→ **Trecho para ler**:

+ + + + + + +

O evento é fruto de um projeto interdisciplinar criado com o objetivo de abordar questões indígenas em disciplinas como História do Direito Brasileiro, Fundamentos Antropológicos e Sociológicos, Sociologia Jurídica, Psicologia aplicada ao Direito, e Direito Penal, frente à necessidade de um trabalho que promova a reflexão acerca da história da construção da identidade brasileira, do reconhecimento do amparo legal conferido no ordenamento jurídico e da violação dos direitos humanos dos povos indígenas. Para tal, a equipe composta pelos professores Marcélia Picanço Valente, Jade Santos, Rosilene Brito e Igor Barros Santos, conduziu, durante a semana que precedeu a mesa, atividades de pesquisas em sala de aula, produção textual e palestras, que culminaram no debate com representantes indígenas do estado do Amapá e norte do Pará.
Para Marcos Velho, o espaço de debate inclusivo e participativo construído pela instituição é inédito no estado, e tem sua importância aumentada justamente pelo componente histórico e populacional da região, onde se partilha o território e uma cultura continuamente viva dos povos indígenas e demais populações tradicionais. Velho ressaltou que a atual conjuntura nos traz uma reflexão sobre a abissal perda de referências e marcos civilizatórios, caracterizando um retrocesso na área jurídica e de direitos, conquistados e fundamentados pela Constituição de 1988, mostrando, possivelmente, uma ineficácia no real alcance dos mesmos. Reforçou, ainda, a importância de que essa temática permeie a formação básica e atuação dos futuros advogados, compreendendo o seu papel como atores e protagonistas de práticas sociais para disputa e resgate de valores da nossa própria história, defendendo de fato o pluralismo e a multiculturalidade da nossa sociedade.

+ + + + + + +

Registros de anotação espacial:
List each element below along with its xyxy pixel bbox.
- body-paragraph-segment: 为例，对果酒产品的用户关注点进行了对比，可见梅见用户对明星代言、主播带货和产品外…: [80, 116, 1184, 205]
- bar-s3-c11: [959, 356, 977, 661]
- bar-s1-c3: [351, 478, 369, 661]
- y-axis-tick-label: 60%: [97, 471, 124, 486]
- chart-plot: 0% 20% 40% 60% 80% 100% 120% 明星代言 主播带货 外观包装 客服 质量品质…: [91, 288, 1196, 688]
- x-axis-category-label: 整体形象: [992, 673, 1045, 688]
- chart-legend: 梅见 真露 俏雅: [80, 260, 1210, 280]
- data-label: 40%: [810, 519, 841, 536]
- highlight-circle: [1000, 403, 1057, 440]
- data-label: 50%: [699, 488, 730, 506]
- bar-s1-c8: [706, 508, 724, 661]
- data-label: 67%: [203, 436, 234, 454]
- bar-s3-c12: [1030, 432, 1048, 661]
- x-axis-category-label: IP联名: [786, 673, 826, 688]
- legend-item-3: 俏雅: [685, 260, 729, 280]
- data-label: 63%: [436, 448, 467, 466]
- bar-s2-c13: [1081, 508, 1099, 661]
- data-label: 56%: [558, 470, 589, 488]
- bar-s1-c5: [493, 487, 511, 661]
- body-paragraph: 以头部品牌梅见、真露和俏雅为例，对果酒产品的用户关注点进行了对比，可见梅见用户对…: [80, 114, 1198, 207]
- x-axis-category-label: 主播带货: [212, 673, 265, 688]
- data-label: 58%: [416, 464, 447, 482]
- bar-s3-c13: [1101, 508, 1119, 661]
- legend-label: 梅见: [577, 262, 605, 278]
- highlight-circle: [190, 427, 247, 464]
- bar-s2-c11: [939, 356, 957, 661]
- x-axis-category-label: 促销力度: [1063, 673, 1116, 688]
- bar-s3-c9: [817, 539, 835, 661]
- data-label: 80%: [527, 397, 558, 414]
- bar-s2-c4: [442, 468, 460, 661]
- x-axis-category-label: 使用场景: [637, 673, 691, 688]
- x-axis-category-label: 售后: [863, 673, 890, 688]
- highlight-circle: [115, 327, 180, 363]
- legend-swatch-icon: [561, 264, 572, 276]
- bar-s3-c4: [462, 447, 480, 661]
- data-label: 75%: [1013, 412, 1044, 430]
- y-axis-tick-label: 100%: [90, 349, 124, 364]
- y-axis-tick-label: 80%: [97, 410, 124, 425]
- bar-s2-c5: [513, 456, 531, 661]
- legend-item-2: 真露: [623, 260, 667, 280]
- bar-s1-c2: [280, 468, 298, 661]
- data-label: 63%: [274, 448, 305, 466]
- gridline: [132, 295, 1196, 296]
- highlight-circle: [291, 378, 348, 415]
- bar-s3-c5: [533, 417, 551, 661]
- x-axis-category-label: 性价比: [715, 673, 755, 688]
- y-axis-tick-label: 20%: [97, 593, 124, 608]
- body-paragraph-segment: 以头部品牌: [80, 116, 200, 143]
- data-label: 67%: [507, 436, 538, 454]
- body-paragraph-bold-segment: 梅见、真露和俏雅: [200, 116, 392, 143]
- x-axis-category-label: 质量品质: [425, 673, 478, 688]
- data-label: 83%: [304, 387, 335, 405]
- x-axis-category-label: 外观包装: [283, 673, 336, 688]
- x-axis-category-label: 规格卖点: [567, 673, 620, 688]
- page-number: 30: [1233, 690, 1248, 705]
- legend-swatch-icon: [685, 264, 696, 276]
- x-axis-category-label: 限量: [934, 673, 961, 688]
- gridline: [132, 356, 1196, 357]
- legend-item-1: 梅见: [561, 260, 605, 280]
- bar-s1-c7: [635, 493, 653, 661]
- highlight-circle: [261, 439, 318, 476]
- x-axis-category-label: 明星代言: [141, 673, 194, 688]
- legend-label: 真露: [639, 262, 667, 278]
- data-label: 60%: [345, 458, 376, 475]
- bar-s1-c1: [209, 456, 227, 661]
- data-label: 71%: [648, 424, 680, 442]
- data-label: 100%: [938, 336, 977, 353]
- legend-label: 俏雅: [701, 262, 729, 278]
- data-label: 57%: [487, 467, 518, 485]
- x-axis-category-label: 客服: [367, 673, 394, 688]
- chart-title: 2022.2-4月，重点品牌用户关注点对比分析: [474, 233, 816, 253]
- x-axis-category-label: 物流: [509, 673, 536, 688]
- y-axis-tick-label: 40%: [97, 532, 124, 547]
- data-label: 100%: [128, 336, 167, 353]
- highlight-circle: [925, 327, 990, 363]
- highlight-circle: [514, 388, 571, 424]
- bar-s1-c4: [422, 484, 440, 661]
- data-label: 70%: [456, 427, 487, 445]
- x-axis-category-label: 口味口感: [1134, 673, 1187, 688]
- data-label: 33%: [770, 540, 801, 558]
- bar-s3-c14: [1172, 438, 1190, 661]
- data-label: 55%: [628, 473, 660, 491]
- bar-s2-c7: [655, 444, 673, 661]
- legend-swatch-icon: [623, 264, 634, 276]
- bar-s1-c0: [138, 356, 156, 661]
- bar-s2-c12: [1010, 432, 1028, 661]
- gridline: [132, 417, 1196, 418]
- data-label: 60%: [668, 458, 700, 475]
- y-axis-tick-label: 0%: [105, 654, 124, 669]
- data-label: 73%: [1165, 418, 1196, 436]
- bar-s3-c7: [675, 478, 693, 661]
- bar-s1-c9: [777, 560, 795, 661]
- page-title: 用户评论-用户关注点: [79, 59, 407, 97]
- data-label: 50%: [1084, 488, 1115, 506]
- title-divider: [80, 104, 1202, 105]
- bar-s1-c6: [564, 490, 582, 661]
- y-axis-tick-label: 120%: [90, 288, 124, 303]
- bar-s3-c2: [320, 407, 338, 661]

+ + + + + + +

→ **Tarefas pedidas**:
1. Responda, com base no trecho sobre o projeto com questões indígenas:
(a) Quais professores formavam a equipe que conduziu as atividades?
(b) De onde eram os representantes indígenas que participaram do debate?
(c) Qual Constituição Marcos Velho cita como base dos direitos conquistados?
2. Transforme em lista o parágrafo do trecho que começa com "Para Marcos Velho", mantendo os fatos principais.

→ **Respostas dadas**:
1.
(a) Marcélia Picanço Valente, Jade Santos, Rosilene Brito e Igor Barros Santos.
(b) Do estado do Amapá e do norte do Pará.
(c) A Constituição de 1988.

2.
- Marcos Velho considera inédito no estado o espaço de debate inclusivo e participativo criado pela instituição.
- A importância desse espaço aumenta por causa do componente histórico e populacional da região, onde se partilham o território e uma cultura sempre viva dos povos indígenas e de outras populações tradicionais.
- Ele destacou que a situação atual faz refletir sobre uma enorme perda de referências e marcos civilizatórios.
- Para ele, há um retrocesso na área jurídica e nos direitos conquistados e fundamentados pela Constituição de 1988, o que mostra, possivelmente, que esses direitos não alcançam de fato o que deveriam.
- Reforçou que o tema deve fazer parte da formação básica e da atuação dos futuros advogados.
- Esses profissionais devem se entender como atores e protagonistas de práticas sociais na disputa e no resgate de valores da nossa própria história, defendendo o pluralismo e a multiculturalidade da sociedade.